Data items:
============

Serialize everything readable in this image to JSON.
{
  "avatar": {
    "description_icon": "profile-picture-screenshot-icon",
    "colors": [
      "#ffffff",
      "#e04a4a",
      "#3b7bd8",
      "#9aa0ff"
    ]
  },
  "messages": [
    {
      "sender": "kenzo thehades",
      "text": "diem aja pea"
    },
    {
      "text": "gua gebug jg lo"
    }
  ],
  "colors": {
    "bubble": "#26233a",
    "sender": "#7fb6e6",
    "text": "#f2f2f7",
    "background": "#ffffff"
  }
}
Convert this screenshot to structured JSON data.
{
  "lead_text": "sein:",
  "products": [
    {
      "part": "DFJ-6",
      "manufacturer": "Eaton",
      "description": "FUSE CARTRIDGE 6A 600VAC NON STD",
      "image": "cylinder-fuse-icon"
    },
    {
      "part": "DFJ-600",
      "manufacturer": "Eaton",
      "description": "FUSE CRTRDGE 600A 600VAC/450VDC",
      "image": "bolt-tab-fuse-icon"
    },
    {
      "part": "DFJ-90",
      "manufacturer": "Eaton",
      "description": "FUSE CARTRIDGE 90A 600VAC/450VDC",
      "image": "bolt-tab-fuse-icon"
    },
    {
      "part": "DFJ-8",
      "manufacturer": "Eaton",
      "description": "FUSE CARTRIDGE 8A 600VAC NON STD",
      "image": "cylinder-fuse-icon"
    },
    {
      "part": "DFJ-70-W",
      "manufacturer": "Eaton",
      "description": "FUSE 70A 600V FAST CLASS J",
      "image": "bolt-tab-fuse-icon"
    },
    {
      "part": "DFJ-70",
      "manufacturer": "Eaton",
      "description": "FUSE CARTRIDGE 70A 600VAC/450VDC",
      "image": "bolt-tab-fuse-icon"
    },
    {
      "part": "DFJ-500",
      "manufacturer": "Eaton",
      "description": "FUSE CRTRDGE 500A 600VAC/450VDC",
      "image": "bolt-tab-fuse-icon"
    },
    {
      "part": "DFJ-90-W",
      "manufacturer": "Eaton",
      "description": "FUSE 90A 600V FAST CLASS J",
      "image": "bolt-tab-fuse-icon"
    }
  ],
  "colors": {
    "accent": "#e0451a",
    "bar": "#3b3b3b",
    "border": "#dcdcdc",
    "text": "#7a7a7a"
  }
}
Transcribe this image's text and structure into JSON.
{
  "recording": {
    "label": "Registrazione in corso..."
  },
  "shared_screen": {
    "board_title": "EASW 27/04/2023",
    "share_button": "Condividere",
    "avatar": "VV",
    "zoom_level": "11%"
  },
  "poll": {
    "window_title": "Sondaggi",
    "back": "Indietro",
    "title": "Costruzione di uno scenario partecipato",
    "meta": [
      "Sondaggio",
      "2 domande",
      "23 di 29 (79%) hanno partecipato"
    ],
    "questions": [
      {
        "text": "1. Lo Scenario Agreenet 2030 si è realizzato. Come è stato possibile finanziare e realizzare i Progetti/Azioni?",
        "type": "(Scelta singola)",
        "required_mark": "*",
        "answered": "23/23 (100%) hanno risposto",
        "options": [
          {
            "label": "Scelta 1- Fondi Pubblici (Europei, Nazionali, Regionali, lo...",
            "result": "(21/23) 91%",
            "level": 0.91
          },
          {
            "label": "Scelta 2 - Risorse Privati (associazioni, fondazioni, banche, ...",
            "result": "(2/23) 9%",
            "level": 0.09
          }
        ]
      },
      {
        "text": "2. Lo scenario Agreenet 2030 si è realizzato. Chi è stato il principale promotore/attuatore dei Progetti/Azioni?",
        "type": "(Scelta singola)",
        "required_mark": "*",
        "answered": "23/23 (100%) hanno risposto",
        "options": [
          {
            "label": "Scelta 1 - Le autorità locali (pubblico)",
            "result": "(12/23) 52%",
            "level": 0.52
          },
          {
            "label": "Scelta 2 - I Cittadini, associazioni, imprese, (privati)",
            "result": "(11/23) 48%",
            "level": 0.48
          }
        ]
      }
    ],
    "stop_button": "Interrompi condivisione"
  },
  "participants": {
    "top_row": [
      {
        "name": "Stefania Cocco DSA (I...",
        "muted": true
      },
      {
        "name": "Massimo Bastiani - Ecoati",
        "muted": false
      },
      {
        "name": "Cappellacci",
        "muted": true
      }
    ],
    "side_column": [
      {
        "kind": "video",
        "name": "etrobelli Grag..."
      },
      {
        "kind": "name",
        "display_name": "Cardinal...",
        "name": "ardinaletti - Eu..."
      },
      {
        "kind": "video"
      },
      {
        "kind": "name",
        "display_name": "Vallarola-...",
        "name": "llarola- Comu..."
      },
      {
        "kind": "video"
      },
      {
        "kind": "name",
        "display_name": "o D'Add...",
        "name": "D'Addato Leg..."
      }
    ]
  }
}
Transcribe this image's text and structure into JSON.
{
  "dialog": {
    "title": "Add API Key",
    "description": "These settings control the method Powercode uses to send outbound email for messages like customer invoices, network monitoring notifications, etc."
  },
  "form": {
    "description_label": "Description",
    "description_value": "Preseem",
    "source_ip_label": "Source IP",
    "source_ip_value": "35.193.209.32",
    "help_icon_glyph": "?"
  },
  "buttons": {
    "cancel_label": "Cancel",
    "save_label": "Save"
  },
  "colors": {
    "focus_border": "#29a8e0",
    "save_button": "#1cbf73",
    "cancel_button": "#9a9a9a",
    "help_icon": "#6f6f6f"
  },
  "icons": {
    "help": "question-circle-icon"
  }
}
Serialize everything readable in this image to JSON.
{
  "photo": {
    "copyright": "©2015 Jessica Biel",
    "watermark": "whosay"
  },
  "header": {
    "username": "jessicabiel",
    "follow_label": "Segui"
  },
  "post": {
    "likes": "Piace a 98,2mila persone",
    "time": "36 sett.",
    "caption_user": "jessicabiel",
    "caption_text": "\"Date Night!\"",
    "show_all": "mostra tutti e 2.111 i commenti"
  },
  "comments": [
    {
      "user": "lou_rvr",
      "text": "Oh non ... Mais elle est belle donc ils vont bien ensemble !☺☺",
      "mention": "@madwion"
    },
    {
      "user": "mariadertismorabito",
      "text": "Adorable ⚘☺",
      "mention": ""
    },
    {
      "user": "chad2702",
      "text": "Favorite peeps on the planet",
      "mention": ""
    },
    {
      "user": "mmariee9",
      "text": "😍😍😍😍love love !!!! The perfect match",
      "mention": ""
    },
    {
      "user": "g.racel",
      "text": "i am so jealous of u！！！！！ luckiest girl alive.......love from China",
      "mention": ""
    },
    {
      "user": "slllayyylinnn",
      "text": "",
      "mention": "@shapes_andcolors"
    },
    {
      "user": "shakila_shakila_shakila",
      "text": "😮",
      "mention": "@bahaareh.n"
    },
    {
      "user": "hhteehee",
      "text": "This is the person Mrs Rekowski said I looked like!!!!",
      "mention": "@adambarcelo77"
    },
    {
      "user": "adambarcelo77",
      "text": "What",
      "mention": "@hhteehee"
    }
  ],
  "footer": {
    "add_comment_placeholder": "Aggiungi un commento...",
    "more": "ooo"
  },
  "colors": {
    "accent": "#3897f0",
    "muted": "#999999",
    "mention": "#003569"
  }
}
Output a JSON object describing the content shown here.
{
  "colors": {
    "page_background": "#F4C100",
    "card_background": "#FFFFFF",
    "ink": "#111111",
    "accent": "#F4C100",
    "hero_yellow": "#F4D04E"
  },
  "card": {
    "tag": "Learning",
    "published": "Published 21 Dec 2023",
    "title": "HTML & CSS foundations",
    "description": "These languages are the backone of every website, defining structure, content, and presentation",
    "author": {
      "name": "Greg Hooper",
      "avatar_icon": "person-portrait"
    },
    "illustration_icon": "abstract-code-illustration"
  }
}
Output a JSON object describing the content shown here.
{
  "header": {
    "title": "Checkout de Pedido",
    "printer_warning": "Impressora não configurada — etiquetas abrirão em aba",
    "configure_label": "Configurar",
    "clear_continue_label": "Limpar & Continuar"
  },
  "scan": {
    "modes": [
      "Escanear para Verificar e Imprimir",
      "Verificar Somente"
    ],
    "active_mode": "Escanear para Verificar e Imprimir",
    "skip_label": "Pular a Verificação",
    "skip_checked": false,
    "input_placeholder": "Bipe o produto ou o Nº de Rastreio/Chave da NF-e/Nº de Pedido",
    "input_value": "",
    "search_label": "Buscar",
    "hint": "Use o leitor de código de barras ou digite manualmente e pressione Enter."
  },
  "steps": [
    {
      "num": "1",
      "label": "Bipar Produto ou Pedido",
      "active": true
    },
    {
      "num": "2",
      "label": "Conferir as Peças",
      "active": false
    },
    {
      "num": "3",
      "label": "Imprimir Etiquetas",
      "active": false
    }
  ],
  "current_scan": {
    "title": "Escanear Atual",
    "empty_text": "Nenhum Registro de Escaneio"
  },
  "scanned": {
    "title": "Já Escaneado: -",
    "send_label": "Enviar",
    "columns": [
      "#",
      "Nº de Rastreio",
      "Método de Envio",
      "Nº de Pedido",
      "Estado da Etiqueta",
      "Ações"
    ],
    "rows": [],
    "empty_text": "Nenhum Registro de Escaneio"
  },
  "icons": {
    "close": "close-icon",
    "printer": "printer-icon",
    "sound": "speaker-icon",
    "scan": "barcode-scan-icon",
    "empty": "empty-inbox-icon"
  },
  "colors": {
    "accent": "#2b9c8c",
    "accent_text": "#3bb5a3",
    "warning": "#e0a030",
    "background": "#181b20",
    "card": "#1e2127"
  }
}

============

What is required:
Pick out each line containing "Pedido" and report it.

Answer to the problem:
    "title": "Checkout de Pedido",
    "input_placeholder": "Bipe o produto ou o Nº de Rastreio/Chave da NF-e/Nº de Pedido",
      "label": "Bipar Produto ou Pedido",
      "Nº de Pedido",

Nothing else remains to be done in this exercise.